_Task requirements_:
State the number of lines that contain the word "object", and add nothing else.

[start Data for the task]

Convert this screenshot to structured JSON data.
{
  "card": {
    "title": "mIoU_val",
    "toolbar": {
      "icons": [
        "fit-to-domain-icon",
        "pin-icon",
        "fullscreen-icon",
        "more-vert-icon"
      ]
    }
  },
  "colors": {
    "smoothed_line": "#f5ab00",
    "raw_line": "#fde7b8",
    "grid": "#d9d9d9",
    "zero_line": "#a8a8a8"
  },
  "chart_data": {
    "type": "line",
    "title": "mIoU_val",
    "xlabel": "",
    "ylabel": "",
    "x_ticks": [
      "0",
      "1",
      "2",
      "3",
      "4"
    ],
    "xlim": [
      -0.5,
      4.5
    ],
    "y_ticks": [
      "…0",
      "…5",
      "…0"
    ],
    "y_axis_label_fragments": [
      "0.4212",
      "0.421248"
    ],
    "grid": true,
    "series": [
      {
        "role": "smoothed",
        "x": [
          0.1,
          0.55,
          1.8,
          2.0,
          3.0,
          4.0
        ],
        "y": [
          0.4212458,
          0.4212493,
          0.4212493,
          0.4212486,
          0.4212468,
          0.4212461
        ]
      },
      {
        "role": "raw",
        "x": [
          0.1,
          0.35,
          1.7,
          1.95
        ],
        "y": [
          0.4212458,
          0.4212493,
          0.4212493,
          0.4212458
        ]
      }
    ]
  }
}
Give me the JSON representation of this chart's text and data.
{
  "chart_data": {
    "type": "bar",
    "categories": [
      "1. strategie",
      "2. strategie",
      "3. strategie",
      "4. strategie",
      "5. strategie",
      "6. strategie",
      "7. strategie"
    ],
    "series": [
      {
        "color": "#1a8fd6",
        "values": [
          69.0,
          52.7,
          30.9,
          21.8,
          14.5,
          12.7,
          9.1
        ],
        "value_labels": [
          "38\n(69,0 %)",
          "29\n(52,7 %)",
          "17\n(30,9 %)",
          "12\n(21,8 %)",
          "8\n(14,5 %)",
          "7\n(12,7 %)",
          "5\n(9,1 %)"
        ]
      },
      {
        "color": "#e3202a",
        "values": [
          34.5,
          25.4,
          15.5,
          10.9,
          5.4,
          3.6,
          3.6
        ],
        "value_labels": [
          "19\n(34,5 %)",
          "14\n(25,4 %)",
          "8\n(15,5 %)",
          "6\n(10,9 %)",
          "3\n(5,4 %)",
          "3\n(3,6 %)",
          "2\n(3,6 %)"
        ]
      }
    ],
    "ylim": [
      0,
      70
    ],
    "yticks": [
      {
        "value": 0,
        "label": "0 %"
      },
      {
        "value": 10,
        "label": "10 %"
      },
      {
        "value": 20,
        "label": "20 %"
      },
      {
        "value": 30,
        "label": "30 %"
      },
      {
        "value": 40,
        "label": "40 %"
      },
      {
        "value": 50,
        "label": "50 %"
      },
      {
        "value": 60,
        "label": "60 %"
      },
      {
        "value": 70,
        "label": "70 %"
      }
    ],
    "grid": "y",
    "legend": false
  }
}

[end Data for the task]
[start Data for the task]

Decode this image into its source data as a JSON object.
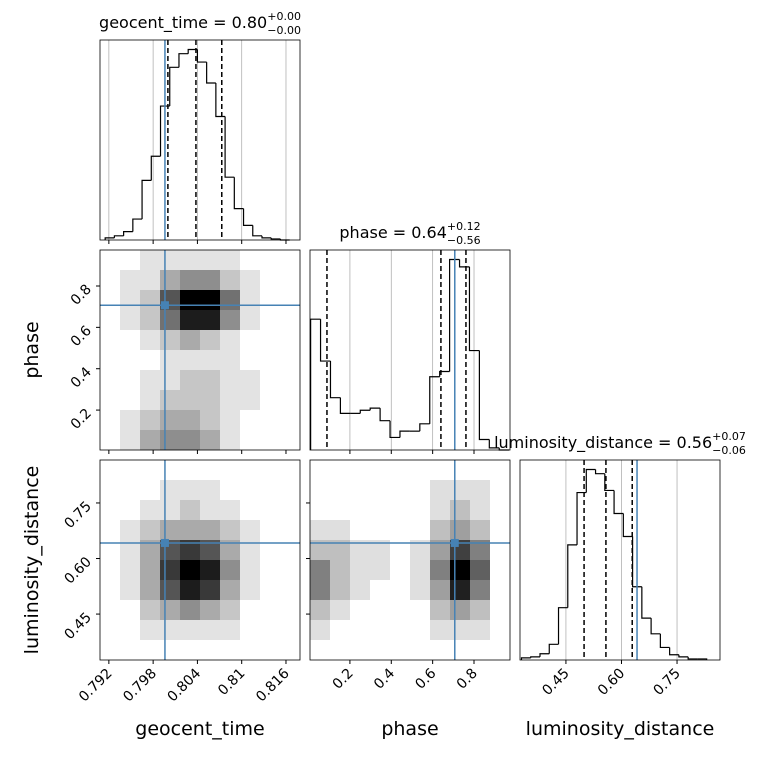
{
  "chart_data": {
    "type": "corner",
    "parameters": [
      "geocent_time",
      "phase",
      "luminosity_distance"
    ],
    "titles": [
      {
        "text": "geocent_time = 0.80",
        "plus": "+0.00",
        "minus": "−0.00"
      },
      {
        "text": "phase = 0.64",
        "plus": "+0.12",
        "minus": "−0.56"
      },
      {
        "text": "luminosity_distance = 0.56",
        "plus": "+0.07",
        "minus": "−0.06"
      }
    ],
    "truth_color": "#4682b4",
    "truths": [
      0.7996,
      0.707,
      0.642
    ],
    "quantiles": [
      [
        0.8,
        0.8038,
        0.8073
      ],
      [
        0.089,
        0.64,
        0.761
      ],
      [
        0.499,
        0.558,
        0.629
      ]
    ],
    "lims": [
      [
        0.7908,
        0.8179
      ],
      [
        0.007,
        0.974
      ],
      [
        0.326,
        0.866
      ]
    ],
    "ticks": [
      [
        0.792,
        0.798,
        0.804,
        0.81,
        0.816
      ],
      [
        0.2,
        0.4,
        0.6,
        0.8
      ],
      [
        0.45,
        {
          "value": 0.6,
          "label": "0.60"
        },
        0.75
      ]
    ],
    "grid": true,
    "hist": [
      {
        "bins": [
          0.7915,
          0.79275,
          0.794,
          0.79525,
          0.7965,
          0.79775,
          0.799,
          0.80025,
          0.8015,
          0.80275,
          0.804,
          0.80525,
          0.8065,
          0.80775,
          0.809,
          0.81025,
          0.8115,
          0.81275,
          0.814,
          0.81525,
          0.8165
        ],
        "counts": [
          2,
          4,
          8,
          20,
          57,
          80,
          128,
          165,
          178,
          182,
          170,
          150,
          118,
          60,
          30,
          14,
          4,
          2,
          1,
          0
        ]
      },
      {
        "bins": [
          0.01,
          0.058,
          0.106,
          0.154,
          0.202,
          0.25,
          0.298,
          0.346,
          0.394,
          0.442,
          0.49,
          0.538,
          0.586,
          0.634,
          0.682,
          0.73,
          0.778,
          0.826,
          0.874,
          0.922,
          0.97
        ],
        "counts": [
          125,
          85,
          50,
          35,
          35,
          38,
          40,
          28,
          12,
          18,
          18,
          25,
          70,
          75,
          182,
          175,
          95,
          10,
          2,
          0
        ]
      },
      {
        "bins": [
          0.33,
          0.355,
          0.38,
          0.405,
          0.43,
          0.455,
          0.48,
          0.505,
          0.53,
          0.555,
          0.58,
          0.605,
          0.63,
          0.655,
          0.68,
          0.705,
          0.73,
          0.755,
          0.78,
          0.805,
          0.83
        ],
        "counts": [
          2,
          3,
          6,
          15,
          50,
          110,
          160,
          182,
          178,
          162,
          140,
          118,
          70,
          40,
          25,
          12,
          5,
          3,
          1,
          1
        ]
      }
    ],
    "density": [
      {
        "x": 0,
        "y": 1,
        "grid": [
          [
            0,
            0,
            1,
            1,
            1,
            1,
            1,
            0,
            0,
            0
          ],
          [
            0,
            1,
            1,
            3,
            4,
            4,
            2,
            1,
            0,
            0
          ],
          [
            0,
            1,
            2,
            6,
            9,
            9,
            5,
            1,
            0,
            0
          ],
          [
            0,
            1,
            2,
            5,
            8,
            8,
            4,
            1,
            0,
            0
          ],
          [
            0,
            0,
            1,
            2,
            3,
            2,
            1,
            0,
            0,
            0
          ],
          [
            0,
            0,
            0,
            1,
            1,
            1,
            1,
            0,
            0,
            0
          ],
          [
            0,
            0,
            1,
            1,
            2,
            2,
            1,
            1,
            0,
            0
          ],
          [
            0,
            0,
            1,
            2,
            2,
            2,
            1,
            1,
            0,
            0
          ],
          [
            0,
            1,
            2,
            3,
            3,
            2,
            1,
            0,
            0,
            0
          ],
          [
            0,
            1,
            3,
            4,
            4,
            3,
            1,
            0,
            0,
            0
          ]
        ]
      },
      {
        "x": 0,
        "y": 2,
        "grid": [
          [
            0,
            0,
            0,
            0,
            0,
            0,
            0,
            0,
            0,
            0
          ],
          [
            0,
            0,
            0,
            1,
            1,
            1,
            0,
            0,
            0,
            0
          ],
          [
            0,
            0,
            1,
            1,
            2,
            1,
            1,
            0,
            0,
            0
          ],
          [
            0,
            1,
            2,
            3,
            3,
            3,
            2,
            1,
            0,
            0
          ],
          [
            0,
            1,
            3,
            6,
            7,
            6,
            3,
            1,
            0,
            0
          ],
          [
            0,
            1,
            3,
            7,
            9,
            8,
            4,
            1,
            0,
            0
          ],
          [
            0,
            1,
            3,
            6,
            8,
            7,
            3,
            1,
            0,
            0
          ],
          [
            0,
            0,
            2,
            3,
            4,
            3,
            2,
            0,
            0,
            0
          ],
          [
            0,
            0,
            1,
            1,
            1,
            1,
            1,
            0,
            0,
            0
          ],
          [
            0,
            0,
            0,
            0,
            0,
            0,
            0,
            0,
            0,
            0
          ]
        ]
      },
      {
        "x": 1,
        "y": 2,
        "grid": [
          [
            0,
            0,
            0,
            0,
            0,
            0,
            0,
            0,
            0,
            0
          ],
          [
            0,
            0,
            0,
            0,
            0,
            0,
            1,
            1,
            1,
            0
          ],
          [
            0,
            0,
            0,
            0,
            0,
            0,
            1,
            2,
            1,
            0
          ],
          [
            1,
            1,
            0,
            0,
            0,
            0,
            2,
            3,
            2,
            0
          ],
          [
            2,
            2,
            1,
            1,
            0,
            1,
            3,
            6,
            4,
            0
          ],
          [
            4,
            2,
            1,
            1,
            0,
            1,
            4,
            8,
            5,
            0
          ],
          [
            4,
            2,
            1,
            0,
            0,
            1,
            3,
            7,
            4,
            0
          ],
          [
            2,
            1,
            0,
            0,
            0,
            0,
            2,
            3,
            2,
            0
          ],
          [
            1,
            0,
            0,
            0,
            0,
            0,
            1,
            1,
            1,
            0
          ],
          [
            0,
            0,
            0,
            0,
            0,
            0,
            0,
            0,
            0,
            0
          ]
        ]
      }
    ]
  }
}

[end Data for the task]
[start Data for the task]

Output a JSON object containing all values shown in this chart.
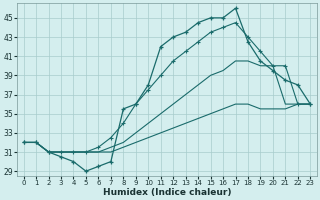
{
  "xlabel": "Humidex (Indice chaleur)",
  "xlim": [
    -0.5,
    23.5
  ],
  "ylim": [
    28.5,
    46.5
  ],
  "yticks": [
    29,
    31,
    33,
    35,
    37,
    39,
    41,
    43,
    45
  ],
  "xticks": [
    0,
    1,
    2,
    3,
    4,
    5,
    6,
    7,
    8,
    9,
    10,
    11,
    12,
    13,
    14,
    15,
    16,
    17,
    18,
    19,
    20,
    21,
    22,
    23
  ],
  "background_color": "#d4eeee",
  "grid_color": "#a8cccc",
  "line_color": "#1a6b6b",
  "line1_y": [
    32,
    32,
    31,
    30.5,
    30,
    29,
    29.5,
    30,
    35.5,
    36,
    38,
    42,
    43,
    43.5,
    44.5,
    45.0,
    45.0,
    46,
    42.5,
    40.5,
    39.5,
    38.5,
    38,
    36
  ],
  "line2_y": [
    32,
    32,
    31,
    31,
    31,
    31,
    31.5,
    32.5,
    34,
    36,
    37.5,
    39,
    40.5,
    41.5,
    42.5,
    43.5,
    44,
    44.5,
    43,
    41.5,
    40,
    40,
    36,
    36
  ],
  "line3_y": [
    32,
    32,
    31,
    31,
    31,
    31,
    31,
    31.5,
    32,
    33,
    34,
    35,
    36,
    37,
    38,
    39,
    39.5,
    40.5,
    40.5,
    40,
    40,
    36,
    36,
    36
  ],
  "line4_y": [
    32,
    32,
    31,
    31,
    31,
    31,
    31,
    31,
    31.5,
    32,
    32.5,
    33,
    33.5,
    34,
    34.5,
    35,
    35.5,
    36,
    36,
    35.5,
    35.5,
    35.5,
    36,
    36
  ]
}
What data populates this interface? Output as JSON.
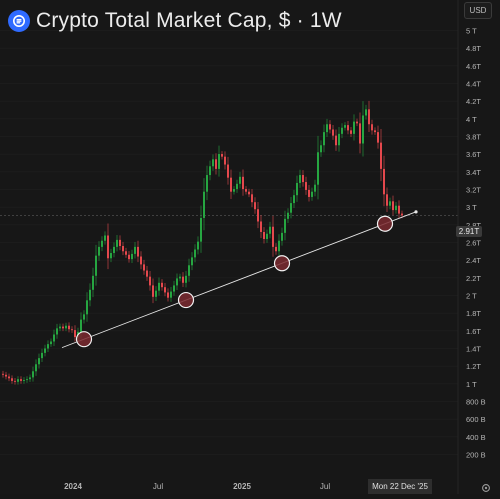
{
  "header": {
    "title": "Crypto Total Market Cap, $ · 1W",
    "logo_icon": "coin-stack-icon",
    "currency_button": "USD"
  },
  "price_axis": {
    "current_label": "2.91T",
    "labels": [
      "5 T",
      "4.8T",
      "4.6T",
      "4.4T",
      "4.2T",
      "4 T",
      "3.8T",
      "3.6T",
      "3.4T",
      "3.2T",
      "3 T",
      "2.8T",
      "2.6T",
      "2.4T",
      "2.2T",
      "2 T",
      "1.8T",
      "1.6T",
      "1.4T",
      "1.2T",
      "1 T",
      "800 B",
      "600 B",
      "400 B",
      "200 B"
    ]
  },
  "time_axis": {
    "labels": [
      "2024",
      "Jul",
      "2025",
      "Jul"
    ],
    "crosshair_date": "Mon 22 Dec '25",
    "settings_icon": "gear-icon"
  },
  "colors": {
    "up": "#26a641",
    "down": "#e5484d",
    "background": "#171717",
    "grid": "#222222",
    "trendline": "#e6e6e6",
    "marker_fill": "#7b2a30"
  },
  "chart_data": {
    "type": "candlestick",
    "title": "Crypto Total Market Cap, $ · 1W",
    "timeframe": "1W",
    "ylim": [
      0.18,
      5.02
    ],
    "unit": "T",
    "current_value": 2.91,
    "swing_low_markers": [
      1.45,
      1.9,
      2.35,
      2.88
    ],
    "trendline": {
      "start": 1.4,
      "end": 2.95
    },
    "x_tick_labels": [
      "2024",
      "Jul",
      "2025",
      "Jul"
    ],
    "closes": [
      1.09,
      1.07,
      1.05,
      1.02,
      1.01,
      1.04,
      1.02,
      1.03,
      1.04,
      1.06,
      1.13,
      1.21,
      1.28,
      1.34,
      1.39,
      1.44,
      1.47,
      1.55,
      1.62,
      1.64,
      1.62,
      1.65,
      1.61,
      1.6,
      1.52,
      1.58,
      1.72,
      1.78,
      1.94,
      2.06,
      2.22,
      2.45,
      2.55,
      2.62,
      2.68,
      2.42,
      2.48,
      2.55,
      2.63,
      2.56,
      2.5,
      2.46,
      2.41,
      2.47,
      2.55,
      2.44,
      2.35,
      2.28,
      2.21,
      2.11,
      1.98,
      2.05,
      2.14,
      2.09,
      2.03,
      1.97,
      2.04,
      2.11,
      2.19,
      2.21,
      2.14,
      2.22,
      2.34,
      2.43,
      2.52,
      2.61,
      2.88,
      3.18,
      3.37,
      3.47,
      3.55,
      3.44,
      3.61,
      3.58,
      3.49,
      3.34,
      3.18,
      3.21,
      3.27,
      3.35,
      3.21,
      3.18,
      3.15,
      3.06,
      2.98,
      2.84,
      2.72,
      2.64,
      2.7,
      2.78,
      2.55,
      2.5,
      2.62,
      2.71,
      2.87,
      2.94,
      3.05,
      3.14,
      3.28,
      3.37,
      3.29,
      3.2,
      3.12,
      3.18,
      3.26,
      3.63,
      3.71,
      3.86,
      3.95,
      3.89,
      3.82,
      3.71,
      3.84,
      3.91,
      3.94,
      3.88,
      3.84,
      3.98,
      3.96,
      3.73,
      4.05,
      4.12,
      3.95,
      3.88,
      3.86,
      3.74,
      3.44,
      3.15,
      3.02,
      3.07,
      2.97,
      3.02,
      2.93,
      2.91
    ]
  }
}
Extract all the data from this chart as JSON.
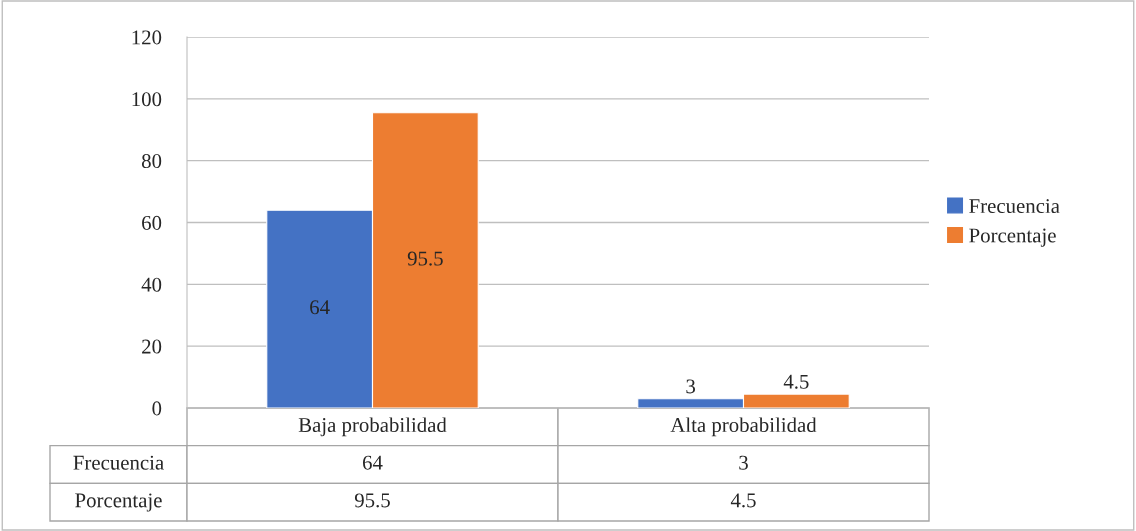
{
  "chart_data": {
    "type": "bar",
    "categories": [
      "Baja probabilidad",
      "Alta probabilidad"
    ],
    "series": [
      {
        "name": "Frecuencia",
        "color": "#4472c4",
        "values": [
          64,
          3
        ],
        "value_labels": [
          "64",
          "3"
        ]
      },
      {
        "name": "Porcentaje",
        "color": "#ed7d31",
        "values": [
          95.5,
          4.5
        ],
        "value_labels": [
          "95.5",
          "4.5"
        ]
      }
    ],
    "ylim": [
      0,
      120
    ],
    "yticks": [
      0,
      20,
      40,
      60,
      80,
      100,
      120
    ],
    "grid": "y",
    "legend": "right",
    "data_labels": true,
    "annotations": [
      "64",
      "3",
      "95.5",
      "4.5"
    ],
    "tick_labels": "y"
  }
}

[end Data for the task]

_Answer for this exercise_:
2